Stated exercise: Output the material below in full, exactly as it is.
** START Provided records **
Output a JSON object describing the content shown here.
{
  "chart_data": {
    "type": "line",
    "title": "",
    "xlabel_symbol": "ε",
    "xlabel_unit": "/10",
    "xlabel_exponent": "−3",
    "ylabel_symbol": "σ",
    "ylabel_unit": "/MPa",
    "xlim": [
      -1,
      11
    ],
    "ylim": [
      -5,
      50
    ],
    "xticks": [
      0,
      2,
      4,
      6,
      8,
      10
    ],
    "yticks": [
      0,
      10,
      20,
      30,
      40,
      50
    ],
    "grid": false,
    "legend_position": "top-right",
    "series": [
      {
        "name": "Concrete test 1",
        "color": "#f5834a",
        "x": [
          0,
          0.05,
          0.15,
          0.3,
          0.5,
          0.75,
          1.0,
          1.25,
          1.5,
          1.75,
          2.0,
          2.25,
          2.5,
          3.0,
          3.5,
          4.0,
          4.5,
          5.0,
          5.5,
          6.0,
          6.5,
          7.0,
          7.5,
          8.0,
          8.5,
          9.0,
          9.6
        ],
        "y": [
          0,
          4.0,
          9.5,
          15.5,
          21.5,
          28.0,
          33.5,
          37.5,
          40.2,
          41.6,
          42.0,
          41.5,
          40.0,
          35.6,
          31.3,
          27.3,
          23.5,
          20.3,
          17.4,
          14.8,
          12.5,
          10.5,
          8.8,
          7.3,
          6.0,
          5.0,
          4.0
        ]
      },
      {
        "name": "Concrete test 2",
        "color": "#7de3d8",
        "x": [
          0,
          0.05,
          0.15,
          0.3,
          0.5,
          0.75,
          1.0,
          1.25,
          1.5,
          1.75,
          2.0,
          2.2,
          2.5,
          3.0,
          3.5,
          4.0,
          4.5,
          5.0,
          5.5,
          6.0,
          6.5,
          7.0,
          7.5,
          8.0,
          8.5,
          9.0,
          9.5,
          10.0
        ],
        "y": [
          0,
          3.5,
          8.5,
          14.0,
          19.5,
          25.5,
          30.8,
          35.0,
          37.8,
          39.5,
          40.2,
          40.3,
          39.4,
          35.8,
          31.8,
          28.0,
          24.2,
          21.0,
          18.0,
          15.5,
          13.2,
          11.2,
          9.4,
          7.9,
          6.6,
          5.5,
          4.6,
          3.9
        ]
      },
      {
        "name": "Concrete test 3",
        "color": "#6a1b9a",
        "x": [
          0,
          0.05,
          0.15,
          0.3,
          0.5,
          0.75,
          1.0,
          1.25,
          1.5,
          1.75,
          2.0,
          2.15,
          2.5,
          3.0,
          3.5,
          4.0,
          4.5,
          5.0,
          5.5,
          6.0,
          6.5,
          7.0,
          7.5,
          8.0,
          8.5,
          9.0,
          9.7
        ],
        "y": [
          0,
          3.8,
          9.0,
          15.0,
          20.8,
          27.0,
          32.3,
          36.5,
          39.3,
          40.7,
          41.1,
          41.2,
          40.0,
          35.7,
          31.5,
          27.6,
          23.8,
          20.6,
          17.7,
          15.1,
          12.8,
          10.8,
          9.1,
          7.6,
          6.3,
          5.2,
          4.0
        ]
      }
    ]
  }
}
** END Provided records **
Solved problem:
Output a JSON object describing the content shown here.
{
  "chart_data": {
    "type": "line",
    "title": "",
    "xlabel_symbol": "ε",
    "xlabel_unit": "/10",
    "xlabel_exponent": "−3",
    "ylabel_symbol": "σ",
    "ylabel_unit": "/MPa",
    "xlim": [
      -1,
      11
    ],
    "ylim": [
      -5,
      50
    ],
    "xticks": [
      0,
      2,
      4,
      6,
      8,
      10
    ],
    "yticks": [
      0,
      10,
      20,
      30,
      40,
      50
    ],
    "grid": false,
    "legend_position": "top-right",
    "series": [
      {
        "name": "Concrete test 1",
        "color": "#f5834a",
        "x": [
          0,
          0.05,
          0.15,
          0.3,
          0.5,
          0.75,
          1.0,
          1.25,
          1.5,
          1.75,
          2.0,
          2.25,
          2.5,
          3.0,
          3.5,
          4.0,
          4.5,
          5.0,
          5.5,
          6.0,
          6.5,
          7.0,
          7.5,
          8.0,
          8.5,
          9.0,
          9.6
        ],
        "y": [
          0,
          4.0,
          9.5,
          15.5,
          21.5,
          28.0,
          33.5,
          37.5,
          40.2,
          41.6,
          42.0,
          41.5,
          40.0,
          35.6,
          31.3,
          27.3,
          23.5,
          20.3,
          17.4,
          14.8,
          12.5,
          10.5,
          8.8,
          7.3,
          6.0,
          5.0,
          4.0
        ]
      },
      {
        "name": "Concrete test 2",
        "color": "#7de3d8",
        "x": [
          0,
          0.05,
          0.15,
          0.3,
          0.5,
          0.75,
          1.0,
          1.25,
          1.5,
          1.75,
          2.0,
          2.2,
          2.5,
          3.0,
          3.5,
          4.0,
          4.5,
          5.0,
          5.5,
          6.0,
          6.5,
          7.0,
          7.5,
          8.0,
          8.5,
          9.0,
          9.5,
          10.0
        ],
        "y": [
          0,
          3.5,
          8.5,
          14.0,
          19.5,
          25.5,
          30.8,
          35.0,
          37.8,
          39.5,
          40.2,
          40.3,
          39.4,
          35.8,
          31.8,
          28.0,
          24.2,
          21.0,
          18.0,
          15.5,
          13.2,
          11.2,
          9.4,
          7.9,
          6.6,
          5.5,
          4.6,
          3.9
        ]
      },
      {
        "name": "Concrete test 3",
        "color": "#6a1b9a",
        "x": [
          0,
          0.05,
          0.15,
          0.3,
          0.5,
          0.75,
          1.0,
          1.25,
          1.5,
          1.75,
          2.0,
          2.15,
          2.5,
          3.0,
          3.5,
          4.0,
          4.5,
          5.0,
          5.5,
          6.0,
          6.5,
          7.0,
          7.5,
          8.0,
          8.5,
          9.0,
          9.7
        ],
        "y": [
          0,
          3.8,
          9.0,
          15.0,
          20.8,
          27.0,
          32.3,
          36.5,
          39.3,
          40.7,
          41.1,
          41.2,
          40.0,
          35.7,
          31.5,
          27.6,
          23.8,
          20.6,
          17.7,
          15.1,
          12.8,
          10.8,
          9.1,
          7.6,
          6.3,
          5.2,
          4.0
        ]
      }
    ]
  }
}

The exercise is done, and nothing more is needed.